Saved data entries
--------

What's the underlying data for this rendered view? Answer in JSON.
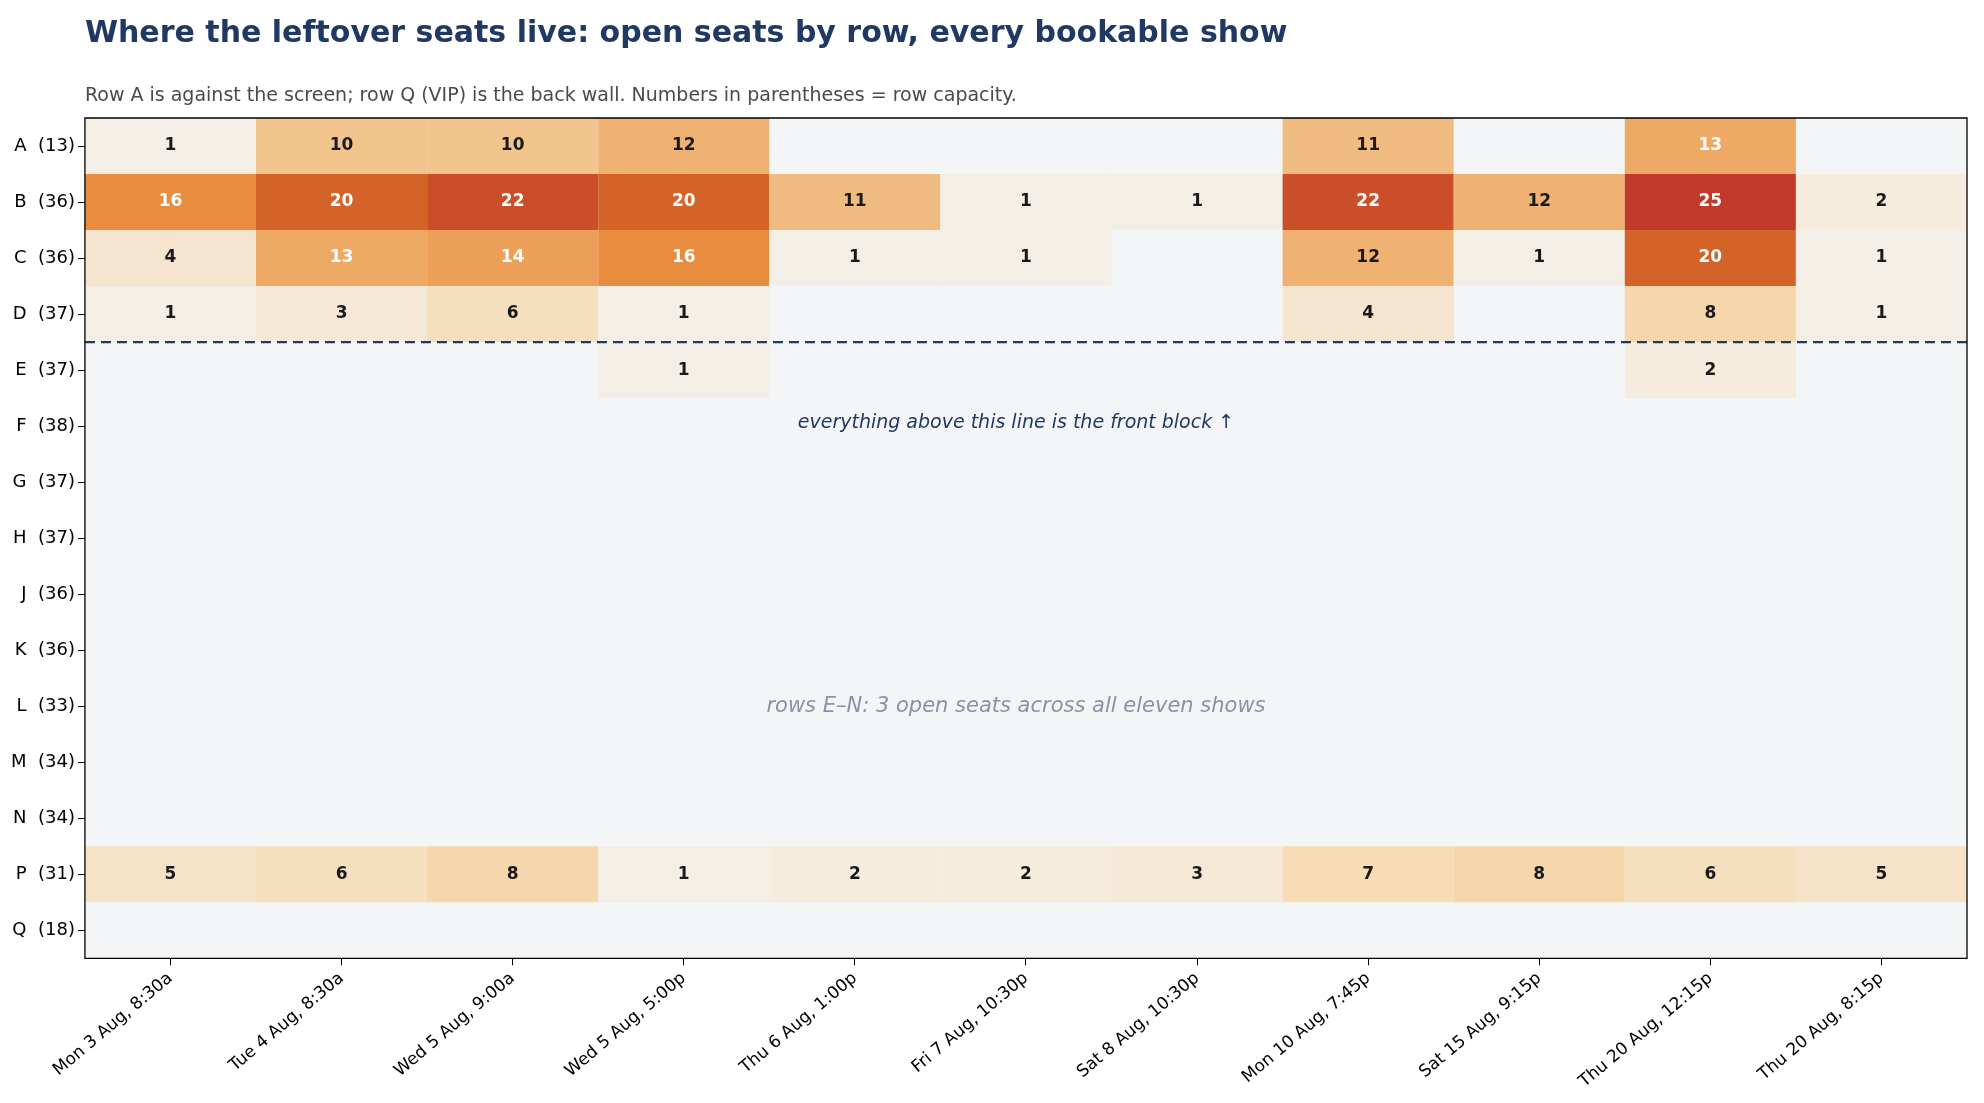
{
  "chart_data": {
    "type": "heatmap",
    "title": "Where the leftover seats live: open seats by row, every bookable show",
    "subtitle": "Row A is against the screen; row Q (VIP) is the back wall. Numbers in parentheses = row capacity.",
    "categories": [
      "Mon 3 Aug, 8:30a",
      "Tue 4 Aug, 8:30a",
      "Wed 5 Aug, 9:00a",
      "Wed 5 Aug, 5:00p",
      "Thu 6 Aug, 1:00p",
      "Fri 7 Aug, 10:30p",
      "Sat 8 Aug, 10:30p",
      "Mon 10 Aug, 7:45p",
      "Sat 15 Aug, 9:15p",
      "Thu 20 Aug, 12:15p",
      "Thu 20 Aug, 8:15p"
    ],
    "y_categories": [
      "A  (13)",
      "B  (36)",
      "C  (36)",
      "D  (37)",
      "E  (37)",
      "F  (38)",
      "G  (37)",
      "H  (37)",
      "J  (36)",
      "K  (36)",
      "L  (33)",
      "M  (34)",
      "N  (34)",
      "P  (31)",
      "Q  (18)"
    ],
    "cells": [
      [
        1,
        10,
        10,
        12,
        null,
        null,
        null,
        11,
        null,
        13,
        null
      ],
      [
        16,
        20,
        22,
        20,
        11,
        1,
        1,
        22,
        12,
        25,
        2
      ],
      [
        4,
        13,
        14,
        16,
        1,
        1,
        null,
        12,
        1,
        20,
        1
      ],
      [
        1,
        3,
        6,
        1,
        null,
        null,
        null,
        4,
        null,
        8,
        1
      ],
      [
        null,
        null,
        null,
        1,
        null,
        null,
        null,
        null,
        null,
        2,
        null
      ],
      [
        null,
        null,
        null,
        null,
        null,
        null,
        null,
        null,
        null,
        null,
        null
      ],
      [
        null,
        null,
        null,
        null,
        null,
        null,
        null,
        null,
        null,
        null,
        null
      ],
      [
        null,
        null,
        null,
        null,
        null,
        null,
        null,
        null,
        null,
        null,
        null
      ],
      [
        null,
        null,
        null,
        null,
        null,
        null,
        null,
        null,
        null,
        null,
        null
      ],
      [
        null,
        null,
        null,
        null,
        null,
        null,
        null,
        null,
        null,
        null,
        null
      ],
      [
        null,
        null,
        null,
        null,
        null,
        null,
        null,
        null,
        null,
        null,
        null
      ],
      [
        null,
        null,
        null,
        null,
        null,
        null,
        null,
        null,
        null,
        null,
        null
      ],
      [
        null,
        null,
        null,
        null,
        null,
        null,
        null,
        null,
        null,
        null,
        null
      ],
      [
        5,
        6,
        8,
        1,
        2,
        2,
        3,
        7,
        8,
        6,
        5
      ],
      [
        null,
        null,
        null,
        null,
        null,
        null,
        null,
        null,
        null,
        null,
        null
      ]
    ],
    "data_labels": true,
    "ref_lines": [
      {
        "axis": "y",
        "value": "E  (37)",
        "label": "everything above this line is the front block ↑",
        "color": "#1f3864",
        "line_style": "dashed"
      }
    ],
    "annotations": [
      {
        "text": "rows E–N: 3 open seats across all eleven shows"
      }
    ]
  }
}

--------

To do: Look through the data above. Copy every line with the string "open" in it.

Result:
    "title": "Where the leftover seats live: open seats by row, every bookable show",
        "text": "rows E–N: 3 open seats across all eleven shows"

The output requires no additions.